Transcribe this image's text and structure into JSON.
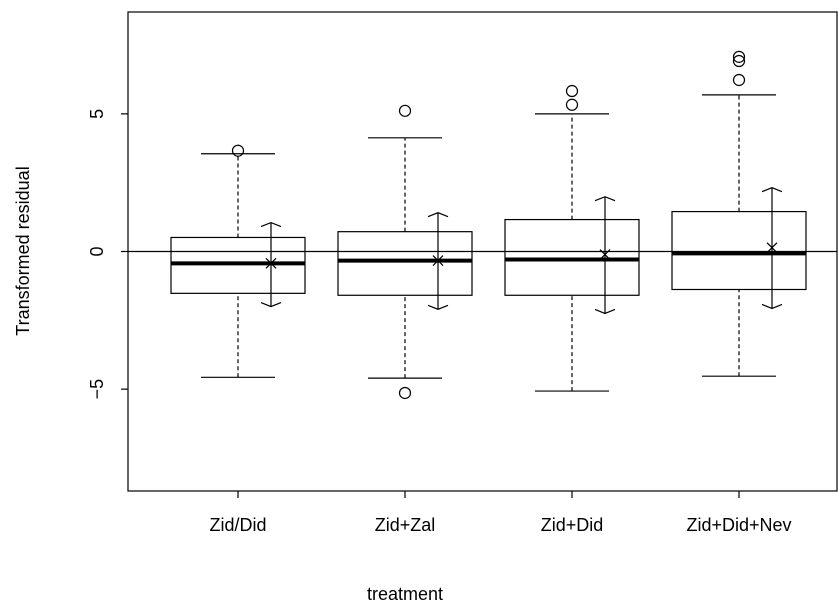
{
  "chart_data": {
    "type": "box",
    "x_label": "treatment",
    "y_label": "Transformed residual",
    "categories": [
      "Zid/Did",
      "Zid+Zal",
      "Zid+Did",
      "Zid+Did+Nev"
    ],
    "ylim": [
      -8.7,
      8.7
    ],
    "yticks": [
      {
        "value": -5,
        "label": "−5"
      },
      0,
      5
    ],
    "reference_line": 0,
    "series": [
      {
        "whisker_low": -4.57,
        "q1": -1.52,
        "median": -0.43,
        "q3": 0.51,
        "whisker_high": 3.55,
        "outliers": [
          3.66
        ],
        "mean": -0.43,
        "ci_low": -2.0,
        "ci_high": 1.05
      },
      {
        "whisker_low": -4.6,
        "q1": -1.59,
        "median": -0.33,
        "q3": 0.72,
        "whisker_high": 4.13,
        "outliers": [
          5.11,
          -5.14
        ],
        "mean": -0.33,
        "ci_low": -2.1,
        "ci_high": 1.41
      },
      {
        "whisker_low": -5.07,
        "q1": -1.59,
        "median": -0.29,
        "q3": 1.16,
        "whisker_high": 5.0,
        "outliers": [
          5.83,
          5.33
        ],
        "mean": -0.11,
        "ci_low": -2.25,
        "ci_high": 1.99
      },
      {
        "whisker_low": -4.53,
        "q1": -1.38,
        "median": -0.07,
        "q3": 1.45,
        "whisker_high": 5.69,
        "outliers": [
          7.07,
          6.92,
          6.23
        ],
        "mean": 0.14,
        "ci_low": -2.07,
        "ci_high": 2.32
      }
    ]
  }
}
====
• **What to work on**
Copy the material above exactly and drop the pictures.

• **Problem solution**
Transcribe this image's text and structure into JSON.
{
  "chart_data": {
    "type": "box",
    "x_label": "treatment",
    "y_label": "Transformed residual",
    "categories": [
      "Zid/Did",
      "Zid+Zal",
      "Zid+Did",
      "Zid+Did+Nev"
    ],
    "ylim": [
      -8.7,
      8.7
    ],
    "yticks": [
      {
        "value": -5,
        "label": "−5"
      },
      0,
      5
    ],
    "reference_line": 0,
    "series": [
      {
        "whisker_low": -4.57,
        "q1": -1.52,
        "median": -0.43,
        "q3": 0.51,
        "whisker_high": 3.55,
        "outliers": [
          3.66
        ],
        "mean": -0.43,
        "ci_low": -2.0,
        "ci_high": 1.05
      },
      {
        "whisker_low": -4.6,
        "q1": -1.59,
        "median": -0.33,
        "q3": 0.72,
        "whisker_high": 4.13,
        "outliers": [
          5.11,
          -5.14
        ],
        "mean": -0.33,
        "ci_low": -2.1,
        "ci_high": 1.41
      },
      {
        "whisker_low": -5.07,
        "q1": -1.59,
        "median": -0.29,
        "q3": 1.16,
        "whisker_high": 5.0,
        "outliers": [
          5.83,
          5.33
        ],
        "mean": -0.11,
        "ci_low": -2.25,
        "ci_high": 1.99
      },
      {
        "whisker_low": -4.53,
        "q1": -1.38,
        "median": -0.07,
        "q3": 1.45,
        "whisker_high": 5.69,
        "outliers": [
          7.07,
          6.92,
          6.23
        ],
        "mean": 0.14,
        "ci_low": -2.07,
        "ci_high": 2.32
      }
    ]
  }
}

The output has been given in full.